• [DATASET CONTENT]
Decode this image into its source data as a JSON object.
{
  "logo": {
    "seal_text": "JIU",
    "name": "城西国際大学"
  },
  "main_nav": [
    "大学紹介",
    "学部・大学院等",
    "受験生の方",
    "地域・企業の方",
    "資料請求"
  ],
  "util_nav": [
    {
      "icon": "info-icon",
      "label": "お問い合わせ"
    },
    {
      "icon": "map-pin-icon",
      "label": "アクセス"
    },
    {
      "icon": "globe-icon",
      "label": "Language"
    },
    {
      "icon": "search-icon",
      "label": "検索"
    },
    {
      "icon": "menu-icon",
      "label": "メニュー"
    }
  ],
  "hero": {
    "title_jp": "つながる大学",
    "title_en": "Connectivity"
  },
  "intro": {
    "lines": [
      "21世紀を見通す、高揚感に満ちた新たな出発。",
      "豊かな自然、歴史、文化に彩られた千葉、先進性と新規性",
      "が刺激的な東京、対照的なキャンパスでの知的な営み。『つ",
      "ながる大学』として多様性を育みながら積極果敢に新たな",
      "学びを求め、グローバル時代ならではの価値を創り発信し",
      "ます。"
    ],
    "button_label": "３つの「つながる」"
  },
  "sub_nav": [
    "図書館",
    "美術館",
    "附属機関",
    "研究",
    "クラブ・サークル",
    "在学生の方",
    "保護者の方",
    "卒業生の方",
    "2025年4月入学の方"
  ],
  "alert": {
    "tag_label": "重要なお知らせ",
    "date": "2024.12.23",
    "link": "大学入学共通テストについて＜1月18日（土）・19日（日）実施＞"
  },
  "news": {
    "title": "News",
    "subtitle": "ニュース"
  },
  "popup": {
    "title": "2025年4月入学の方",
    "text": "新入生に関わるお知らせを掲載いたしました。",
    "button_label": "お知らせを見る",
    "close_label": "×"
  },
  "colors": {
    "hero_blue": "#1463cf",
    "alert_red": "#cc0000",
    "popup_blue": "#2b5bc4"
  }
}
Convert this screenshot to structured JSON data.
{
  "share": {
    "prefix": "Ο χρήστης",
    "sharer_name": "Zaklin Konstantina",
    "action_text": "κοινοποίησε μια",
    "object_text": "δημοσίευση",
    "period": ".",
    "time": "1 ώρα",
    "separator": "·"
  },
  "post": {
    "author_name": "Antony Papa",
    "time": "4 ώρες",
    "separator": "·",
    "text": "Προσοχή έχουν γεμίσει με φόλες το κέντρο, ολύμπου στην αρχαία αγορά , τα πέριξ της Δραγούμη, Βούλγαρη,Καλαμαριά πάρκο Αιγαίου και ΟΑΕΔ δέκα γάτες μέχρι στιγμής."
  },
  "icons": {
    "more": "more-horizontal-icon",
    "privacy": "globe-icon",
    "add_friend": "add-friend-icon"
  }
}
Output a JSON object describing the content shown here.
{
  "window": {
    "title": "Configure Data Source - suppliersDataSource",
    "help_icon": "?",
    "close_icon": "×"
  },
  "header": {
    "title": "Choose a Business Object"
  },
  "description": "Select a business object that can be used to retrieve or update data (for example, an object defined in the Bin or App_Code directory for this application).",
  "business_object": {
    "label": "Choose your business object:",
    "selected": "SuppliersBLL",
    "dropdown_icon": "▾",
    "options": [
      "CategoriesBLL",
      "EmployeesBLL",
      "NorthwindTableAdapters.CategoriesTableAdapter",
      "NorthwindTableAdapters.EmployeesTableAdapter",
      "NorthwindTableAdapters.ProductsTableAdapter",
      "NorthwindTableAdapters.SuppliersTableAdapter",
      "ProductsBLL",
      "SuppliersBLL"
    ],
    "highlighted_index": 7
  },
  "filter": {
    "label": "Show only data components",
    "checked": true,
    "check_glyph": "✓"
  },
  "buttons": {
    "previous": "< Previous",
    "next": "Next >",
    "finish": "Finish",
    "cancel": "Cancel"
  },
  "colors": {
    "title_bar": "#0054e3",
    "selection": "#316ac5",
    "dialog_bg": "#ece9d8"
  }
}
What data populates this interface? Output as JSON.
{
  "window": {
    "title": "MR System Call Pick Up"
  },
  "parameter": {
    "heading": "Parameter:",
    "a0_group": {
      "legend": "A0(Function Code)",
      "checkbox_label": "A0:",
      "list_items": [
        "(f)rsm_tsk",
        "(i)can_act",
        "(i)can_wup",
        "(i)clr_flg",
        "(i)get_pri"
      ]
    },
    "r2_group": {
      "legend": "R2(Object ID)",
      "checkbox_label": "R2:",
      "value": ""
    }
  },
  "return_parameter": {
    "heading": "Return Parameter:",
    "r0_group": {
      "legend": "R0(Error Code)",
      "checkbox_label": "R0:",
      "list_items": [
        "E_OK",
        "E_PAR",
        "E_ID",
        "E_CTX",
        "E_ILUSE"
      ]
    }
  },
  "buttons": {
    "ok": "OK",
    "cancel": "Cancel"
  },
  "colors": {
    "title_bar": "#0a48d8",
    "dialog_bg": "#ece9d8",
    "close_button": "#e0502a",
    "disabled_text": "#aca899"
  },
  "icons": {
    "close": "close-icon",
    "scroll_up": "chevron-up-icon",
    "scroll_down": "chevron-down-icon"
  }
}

• [THE TASK] Output the lines from the line containing "What data populates" to the end, both included; add nothing.

• [SOLUTION FOR THIS TASK]
What data populates this interface? Output as JSON.
{
  "window": {
    "title": "MR System Call Pick Up"
  },
  "parameter": {
    "heading": "Parameter:",
    "a0_group": {
      "legend": "A0(Function Code)",
      "checkbox_label": "A0:",
      "list_items": [
        "(f)rsm_tsk",
        "(i)can_act",
        "(i)can_wup",
        "(i)clr_flg",
        "(i)get_pri"
      ]
    },
    "r2_group": {
      "legend": "R2(Object ID)",
      "checkbox_label": "R2:",
      "value": ""
    }
  },
  "return_parameter": {
    "heading": "Return Parameter:",
    "r0_group": {
      "legend": "R0(Error Code)",
      "checkbox_label": "R0:",
      "list_items": [
        "E_OK",
        "E_PAR",
        "E_ID",
        "E_CTX",
        "E_ILUSE"
      ]
    }
  },
  "buttons": {
    "ok": "OK",
    "cancel": "Cancel"
  },
  "colors": {
    "title_bar": "#0a48d8",
    "dialog_bg": "#ece9d8",
    "close_button": "#e0502a",
    "disabled_text": "#aca899"
  },
  "icons": {
    "close": "close-icon",
    "scroll_up": "chevron-up-icon",
    "scroll_down": "chevron-down-icon"
  }
}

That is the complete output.